> **WHAT YOU HAVE TO DO**: Look through the lines below and extract any with the word "habilita".

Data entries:
────

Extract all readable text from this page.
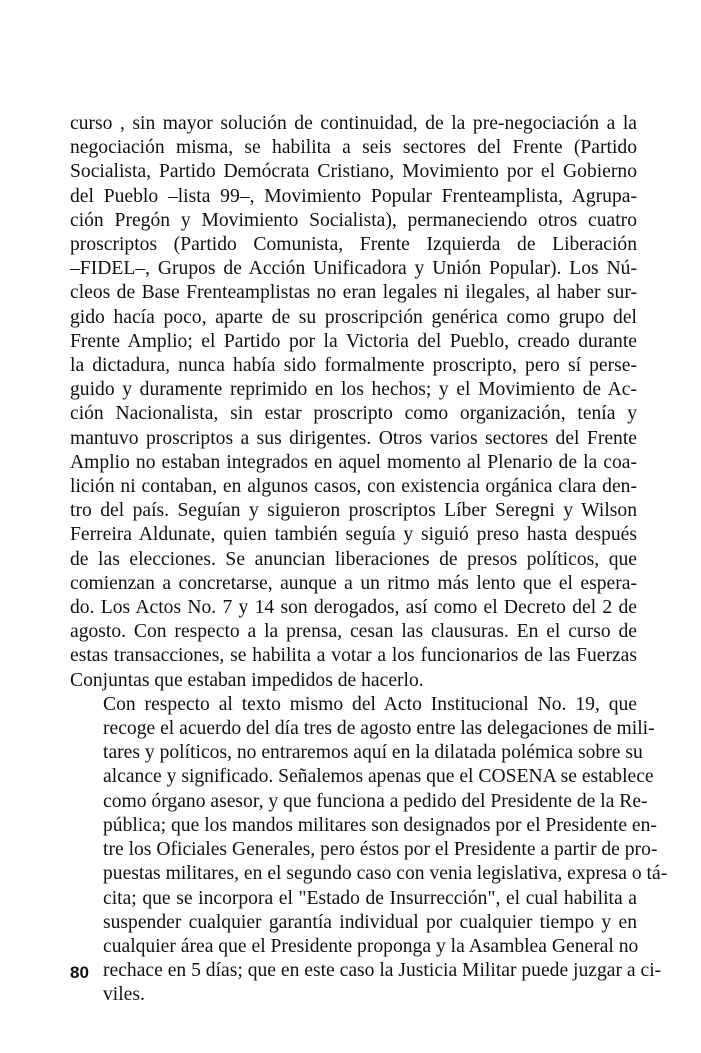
curso , sin mayor solución de continuidad, de la pre-negociación a la
negociación misma, se habilita a seis sectores del Frente (Partido
Socialista, Partido Demócrata Cristiano, Movimiento por el Gobierno
del Pueblo –lista 99–, Movimiento Popular Frenteamplista, Agrupa-
ción Pregón y Movimiento Socialista), permaneciendo otros cuatro
proscriptos (Partido Comunista, Frente Izquierda de Liberación
–FIDEL–, Grupos de Acción Unificadora y Unión Popular). Los Nú-
cleos de Base Frenteamplistas no eran legales ni ilegales, al haber sur-
gido hacía poco, aparte de su proscripción genérica como grupo del
Frente Amplio; el Partido por la Victoria del Pueblo, creado durante
la dictadura, nunca había sido formalmente proscripto, pero sí perse-
guido y duramente reprimido en los hechos; y el Movimiento de Ac-
ción Nacionalista, sin estar proscripto como organización, tenía y
mantuvo proscriptos a sus dirigentes. Otros varios sectores del Frente
Amplio no estaban integrados en aquel momento al Plenario de la coa-
lición ni contaban, en algunos casos, con existencia orgánica clara den-
tro del país. Seguían y siguieron proscriptos Líber Seregni y Wilson
Ferreira Aldunate, quien también seguía y siguió preso hasta después
de las elecciones. Se anuncian liberaciones de presos políticos, que
comienzan a concretarse, aunque a un ritmo más lento que el espera-
do. Los Actos No. 7 y 14 son derogados, así como el Decreto del 2 de
agosto. Con respecto a la prensa, cesan las clausuras. En el curso de
estas transacciones, se habilita a votar a los funcionarios de las Fuerzas
Conjuntas que estaban impedidos de hacerlo.

Con respecto al texto mismo del Acto Institucional No. 19, que
recoge el acuerdo del día tres de agosto entre las delegaciones de mili-
tares y políticos, no entraremos aquí en la dilatada polémica sobre su
alcance y significado. Señalemos apenas que el COSENA se establece
como órgano asesor, y que funciona a pedido del Presidente de la Re-
pública; que los mandos militares son designados por el Presidente en-
tre los Oficiales Generales, pero éstos por el Presidente a partir de pro-
puestas militares, en el segundo caso con venia legislativa, expresa o tá-
cita; que se incorpora el "Estado de Insurrección", el cual habilita a
suspender cualquier garantía individual por cualquier tiempo y en
cualquier área que el Presidente proponga y la Asamblea General no
rechace en 5 días; que en este caso la Justicia Militar puede juzgar a ci-
viles.

80
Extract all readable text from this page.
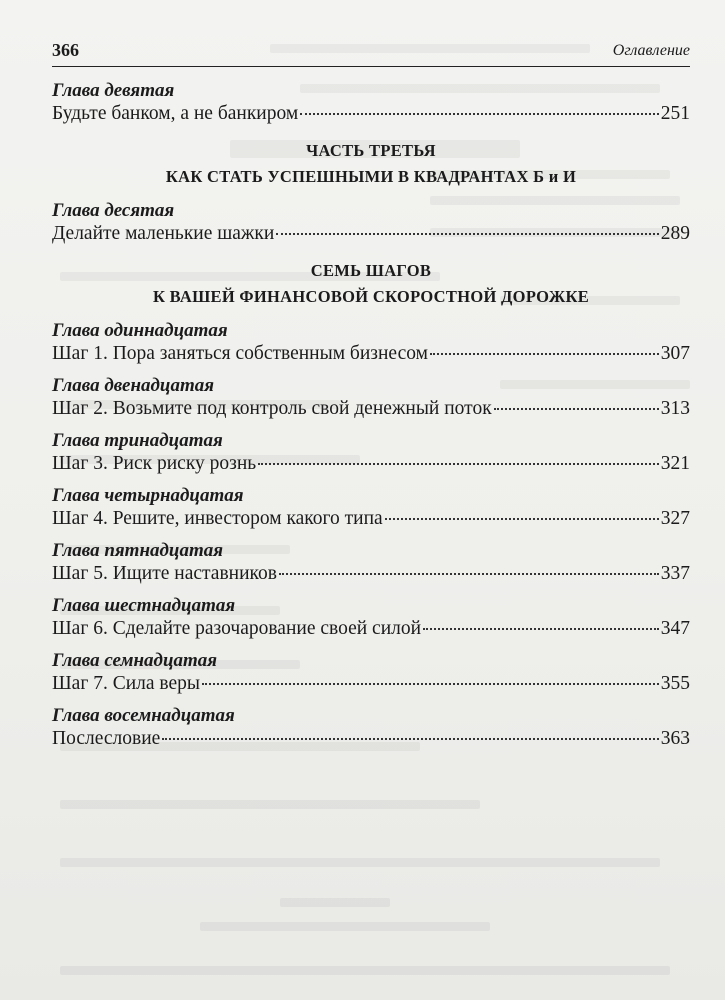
366	Оглавление

Глава девятая

Будьте банком, а не банкиром	251
ЧАСТЬ ТРЕТЬЯ
КАК СТАТЬ УСПЕШНЫМИ В КВАДРАНТАХ Б и И

Глава десятая

Делайте маленькие шажки	289
СЕМЬ ШАГОВ
К ВАШЕЙ ФИНАНСОВОЙ СКОРОСТНОЙ ДОРОЖКЕ

Глава одиннадцатая

Шаг 1. Пора заняться собственным бизнесом	307

Глава двенадцатая

Шаг 2. Возьмите под контроль свой денежный поток	313

Глава тринадцатая

Шаг 3. Риск риску рознь	321

Глава четырнадцатая

Шаг 4. Решите, инвестором какого типа	327

Глава пятнадцатая

Шаг 5. Ищите наставников	337

Глава шестнадцатая

Шаг 6. Сделайте разочарование своей силой	347

Глава семнадцатая

Шаг 7. Сила веры	355

Глава восемнадцатая

Послесловие	363
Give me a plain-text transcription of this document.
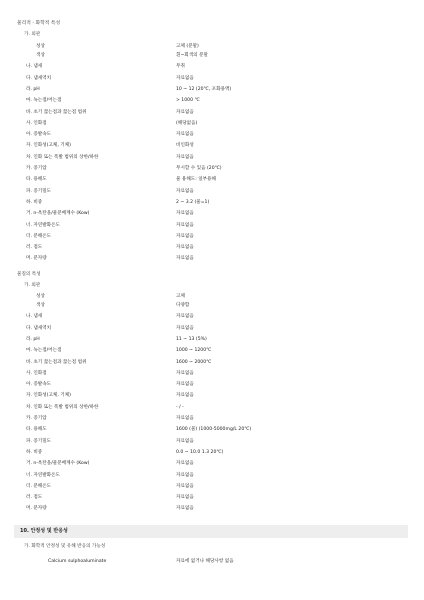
물리적 · 화학적 특성
가. 외관
성상	고체 (분말)
색상	흰~회색의 분말
나. 냄새	무취
다. 냄새역치	자료없음
라. pH	10 ~ 12 (20℃, 포화용액)
마. 녹는점/어는점	> 1000 ℃
바. 초기 끓는점과 끓는점 범위	자료없음
사. 인화점	(해당없음)
아. 증발속도	자료없음
자. 인화성(고체, 기체)	비인화성
차. 인화 또는 폭발 범위의 상한/하한	자료없음
카. 증기압	무시할 수 있음 (20℃)
타. 용해도	물 용해도: 일부용해
파. 증기밀도	자료없음
하. 비중	2 ~ 3.2 (물=1)
거. n-옥탄올/물분배계수 (Kow)	자료없음
너. 자연발화온도	자료없음
더. 분해온도	자료없음
러. 점도	자료없음
머. 분자량	자료없음
물질의 특성
가. 외관
성상	고체
색상	다양함
나. 냄새	자료없음
다. 냄새역치	자료없음
라. pH	11 ~ 13 (5%)
마. 녹는점/어는점	1000 ~ 1200℃
바. 초기 끓는점과 끓는점 범위	1600 ~ 2000℃
사. 인화점	자료없음
아. 증발속도	자료없음
자. 인화성(고체, 기체)	자료없음
차. 인화 또는 폭발 범위의 상한/하한	- / -
카. 증기압	자료없음
타. 용해도	1600 (물) (1000-5000mg/L 20℃)
파. 증기밀도	자료없음
하. 비중	0.0 ~ 10.0 1.3 20℃)
거. n-옥탄올/물분배계수 (Kow)	자료없음
너. 자연발화온도	자료없음
더. 분해온도	자료없음
러. 점도	자료없음
머. 분자량	자료없음
10. 안정성 및 반응성
가. 화학적 안정성 및 유해 반응의 가능성
Calcium sulphoaluminate	자료에 없거나 해당사항 없음
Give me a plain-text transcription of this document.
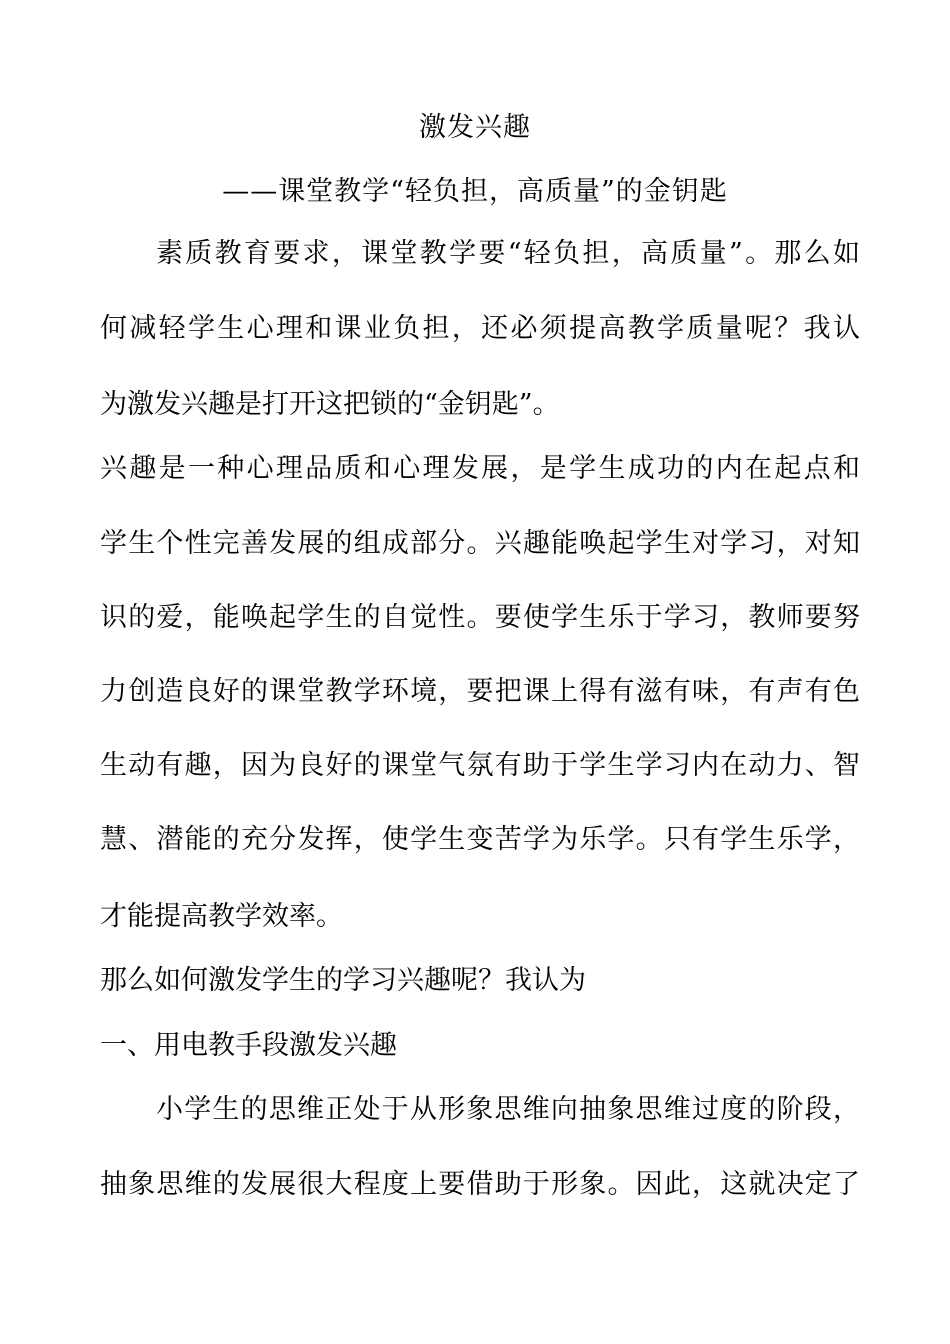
激发兴趣
——课堂教学“轻负担，高质量”的金钥匙
素质教育要求，课堂教学要“轻负担，高质量”。那么如
何减轻学生心理和课业负担，还必须提高教学质量呢？我认
为激发兴趣是打开这把锁的“金钥匙”。
兴趣是一种心理品质和心理发展，是学生成功的内在起点和
学生个性完善发展的组成部分。兴趣能唤起学生对学习，对知
识的爱，能唤起学生的自觉性。要使学生乐于学习，教师要努
力创造良好的课堂教学环境，要把课上得有滋有味，有声有色
生动有趣，因为良好的课堂气氛有助于学生学习内在动力、智
慧、潜能的充分发挥，使学生变苦学为乐学。只有学生乐学，
才能提高教学效率。
那么如何激发学生的学习兴趣呢？我认为
一、用电教手段激发兴趣
小学生的思维正处于从形象思维向抽象思维过度的阶段，
抽象思维的发展很大程度上要借助于形象。因此，这就决定了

────

> **EXPECTED ANSWER**:
negociación misma, se habilita a seis sectores del Frente (Partido
estas transacciones, se habilita a votar a los funcionarios de las Fuerzas
cita; que se incorpora el "Estado de Insurrección", el cual habilita a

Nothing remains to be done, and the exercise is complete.